Aim of the task: Quote each record exactly, please, leaving none out.

Provided records:

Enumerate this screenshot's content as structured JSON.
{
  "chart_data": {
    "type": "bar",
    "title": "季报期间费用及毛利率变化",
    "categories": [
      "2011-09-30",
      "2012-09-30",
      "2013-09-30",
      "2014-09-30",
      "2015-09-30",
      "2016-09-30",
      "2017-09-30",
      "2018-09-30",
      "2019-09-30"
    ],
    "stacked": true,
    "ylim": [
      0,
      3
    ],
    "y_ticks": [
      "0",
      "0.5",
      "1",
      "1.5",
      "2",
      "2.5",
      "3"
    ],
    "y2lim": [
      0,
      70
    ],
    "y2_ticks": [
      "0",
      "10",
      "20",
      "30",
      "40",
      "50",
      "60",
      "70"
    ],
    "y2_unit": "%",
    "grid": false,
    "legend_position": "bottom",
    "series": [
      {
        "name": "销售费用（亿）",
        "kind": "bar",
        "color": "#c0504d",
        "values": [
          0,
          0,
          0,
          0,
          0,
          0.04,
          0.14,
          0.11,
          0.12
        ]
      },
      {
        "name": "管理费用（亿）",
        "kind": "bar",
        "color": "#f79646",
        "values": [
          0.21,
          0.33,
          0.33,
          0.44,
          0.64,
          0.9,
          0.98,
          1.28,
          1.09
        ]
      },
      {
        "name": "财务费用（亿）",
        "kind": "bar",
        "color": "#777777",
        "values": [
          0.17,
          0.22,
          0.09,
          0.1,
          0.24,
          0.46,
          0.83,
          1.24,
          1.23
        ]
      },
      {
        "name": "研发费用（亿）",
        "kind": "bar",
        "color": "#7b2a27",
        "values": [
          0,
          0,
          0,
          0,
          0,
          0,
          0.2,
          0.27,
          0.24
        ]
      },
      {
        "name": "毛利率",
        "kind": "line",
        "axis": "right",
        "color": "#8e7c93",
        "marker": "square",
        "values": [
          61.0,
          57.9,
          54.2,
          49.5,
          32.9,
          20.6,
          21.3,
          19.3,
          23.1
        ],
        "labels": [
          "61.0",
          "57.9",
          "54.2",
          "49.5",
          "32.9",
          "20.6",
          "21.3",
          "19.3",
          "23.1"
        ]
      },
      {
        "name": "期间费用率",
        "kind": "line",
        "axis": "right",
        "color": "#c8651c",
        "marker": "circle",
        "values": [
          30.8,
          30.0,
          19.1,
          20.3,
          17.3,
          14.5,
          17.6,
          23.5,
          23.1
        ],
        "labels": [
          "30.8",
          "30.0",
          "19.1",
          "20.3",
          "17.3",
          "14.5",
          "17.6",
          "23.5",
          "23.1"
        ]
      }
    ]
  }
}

Complete response:
Enumerate this screenshot's content as structured JSON.
{
  "chart_data": {
    "type": "bar",
    "title": "季报期间费用及毛利率变化",
    "categories": [
      "2011-09-30",
      "2012-09-30",
      "2013-09-30",
      "2014-09-30",
      "2015-09-30",
      "2016-09-30",
      "2017-09-30",
      "2018-09-30",
      "2019-09-30"
    ],
    "stacked": true,
    "ylim": [
      0,
      3
    ],
    "y_ticks": [
      "0",
      "0.5",
      "1",
      "1.5",
      "2",
      "2.5",
      "3"
    ],
    "y2lim": [
      0,
      70
    ],
    "y2_ticks": [
      "0",
      "10",
      "20",
      "30",
      "40",
      "50",
      "60",
      "70"
    ],
    "y2_unit": "%",
    "grid": false,
    "legend_position": "bottom",
    "series": [
      {
        "name": "销售费用（亿）",
        "kind": "bar",
        "color": "#c0504d",
        "values": [
          0,
          0,
          0,
          0,
          0,
          0.04,
          0.14,
          0.11,
          0.12
        ]
      },
      {
        "name": "管理费用（亿）",
        "kind": "bar",
        "color": "#f79646",
        "values": [
          0.21,
          0.33,
          0.33,
          0.44,
          0.64,
          0.9,
          0.98,
          1.28,
          1.09
        ]
      },
      {
        "name": "财务费用（亿）",
        "kind": "bar",
        "color": "#777777",
        "values": [
          0.17,
          0.22,
          0.09,
          0.1,
          0.24,
          0.46,
          0.83,
          1.24,
          1.23
        ]
      },
      {
        "name": "研发费用（亿）",
        "kind": "bar",
        "color": "#7b2a27",
        "values": [
          0,
          0,
          0,
          0,
          0,
          0,
          0.2,
          0.27,
          0.24
        ]
      },
      {
        "name": "毛利率",
        "kind": "line",
        "axis": "right",
        "color": "#8e7c93",
        "marker": "square",
        "values": [
          61.0,
          57.9,
          54.2,
          49.5,
          32.9,
          20.6,
          21.3,
          19.3,
          23.1
        ],
        "labels": [
          "61.0",
          "57.9",
          "54.2",
          "49.5",
          "32.9",
          "20.6",
          "21.3",
          "19.3",
          "23.1"
        ]
      },
      {
        "name": "期间费用率",
        "kind": "line",
        "axis": "right",
        "color": "#c8651c",
        "marker": "circle",
        "values": [
          30.8,
          30.0,
          19.1,
          20.3,
          17.3,
          14.5,
          17.6,
          23.5,
          23.1
        ],
        "labels": [
          "30.8",
          "30.0",
          "19.1",
          "20.3",
          "17.3",
          "14.5",
          "17.6",
          "23.5",
          "23.1"
        ]
      }
    ]
  }
}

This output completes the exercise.